- _WHAT NEEDS TO BE DONE_
Transcribe exactly the lines from the one containing "Give me the" through the end of the data, both included. Leave out pictures.
-=-=-
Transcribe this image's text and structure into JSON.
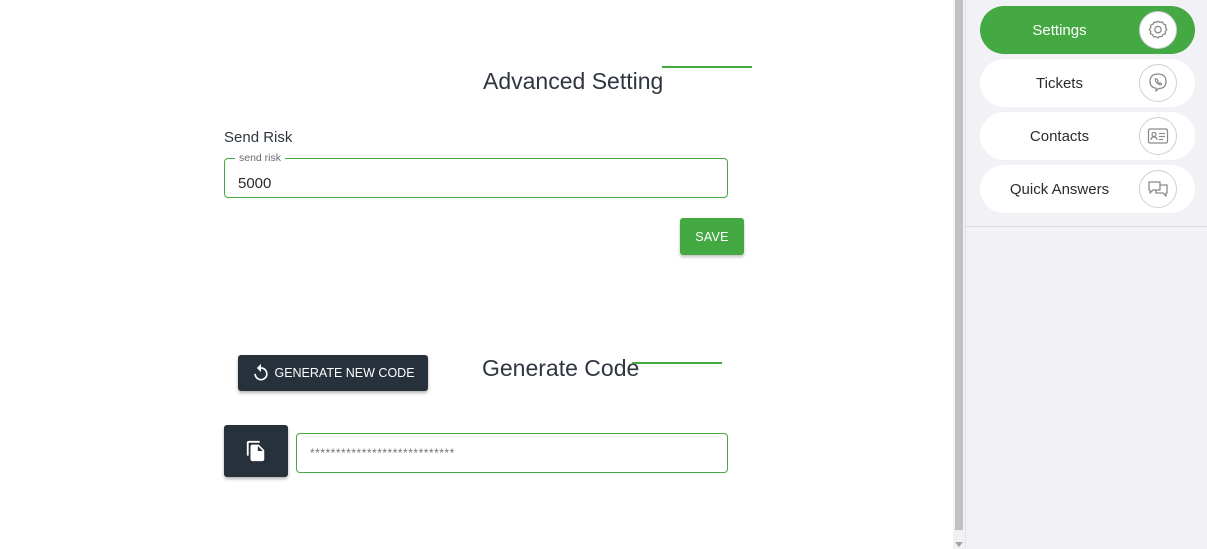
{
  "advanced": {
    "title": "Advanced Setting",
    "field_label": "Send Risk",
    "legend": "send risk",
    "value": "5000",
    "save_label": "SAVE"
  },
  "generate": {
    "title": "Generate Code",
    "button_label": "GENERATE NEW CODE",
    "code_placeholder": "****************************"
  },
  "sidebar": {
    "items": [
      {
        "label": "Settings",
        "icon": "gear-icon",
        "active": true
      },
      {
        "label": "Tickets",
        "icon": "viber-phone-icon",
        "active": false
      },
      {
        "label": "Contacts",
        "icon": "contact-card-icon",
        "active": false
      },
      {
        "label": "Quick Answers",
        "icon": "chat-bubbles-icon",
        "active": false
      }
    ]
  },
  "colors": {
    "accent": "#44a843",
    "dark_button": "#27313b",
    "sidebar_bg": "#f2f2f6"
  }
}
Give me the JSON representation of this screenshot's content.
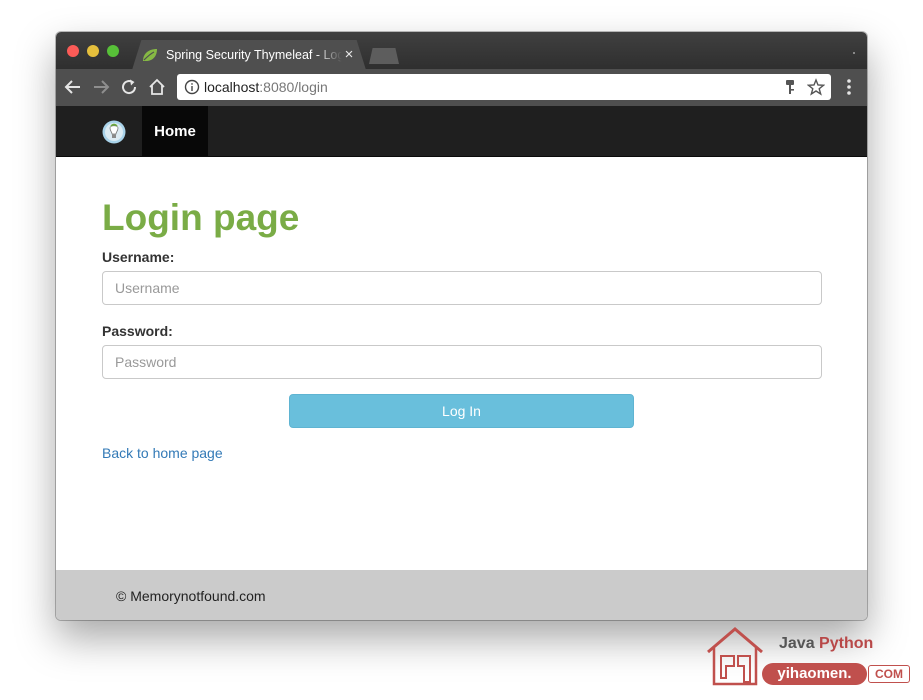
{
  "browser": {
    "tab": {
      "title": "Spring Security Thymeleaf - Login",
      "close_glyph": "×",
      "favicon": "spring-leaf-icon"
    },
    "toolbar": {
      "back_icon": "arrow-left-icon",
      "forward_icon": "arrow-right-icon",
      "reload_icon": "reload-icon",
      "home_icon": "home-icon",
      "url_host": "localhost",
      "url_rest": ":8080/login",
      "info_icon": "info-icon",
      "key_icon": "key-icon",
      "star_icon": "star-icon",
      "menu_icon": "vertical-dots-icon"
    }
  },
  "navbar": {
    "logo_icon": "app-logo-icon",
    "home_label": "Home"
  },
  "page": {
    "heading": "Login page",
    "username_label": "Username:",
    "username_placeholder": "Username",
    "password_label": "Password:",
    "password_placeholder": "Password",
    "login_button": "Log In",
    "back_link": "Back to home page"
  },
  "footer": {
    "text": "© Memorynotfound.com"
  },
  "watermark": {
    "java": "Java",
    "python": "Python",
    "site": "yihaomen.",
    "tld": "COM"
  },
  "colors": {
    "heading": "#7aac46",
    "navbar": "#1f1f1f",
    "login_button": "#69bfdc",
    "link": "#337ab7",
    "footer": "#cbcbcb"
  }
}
-=-=-
- _THE REPLY_
Give me the JSON representation of this screenshot's content.
{
  "browser": {
    "tab": {
      "title": "Spring Security Thymeleaf - Login",
      "close_glyph": "×",
      "favicon": "spring-leaf-icon"
    },
    "toolbar": {
      "back_icon": "arrow-left-icon",
      "forward_icon": "arrow-right-icon",
      "reload_icon": "reload-icon",
      "home_icon": "home-icon",
      "url_host": "localhost",
      "url_rest": ":8080/login",
      "info_icon": "info-icon",
      "key_icon": "key-icon",
      "star_icon": "star-icon",
      "menu_icon": "vertical-dots-icon"
    }
  },
  "navbar": {
    "logo_icon": "app-logo-icon",
    "home_label": "Home"
  },
  "page": {
    "heading": "Login page",
    "username_label": "Username:",
    "username_placeholder": "Username",
    "password_label": "Password:",
    "password_placeholder": "Password",
    "login_button": "Log In",
    "back_link": "Back to home page"
  },
  "footer": {
    "text": "© Memorynotfound.com"
  },
  "watermark": {
    "java": "Java",
    "python": "Python",
    "site": "yihaomen.",
    "tld": "COM"
  },
  "colors": {
    "heading": "#7aac46",
    "navbar": "#1f1f1f",
    "login_button": "#69bfdc",
    "link": "#337ab7",
    "footer": "#cbcbcb"
  }
}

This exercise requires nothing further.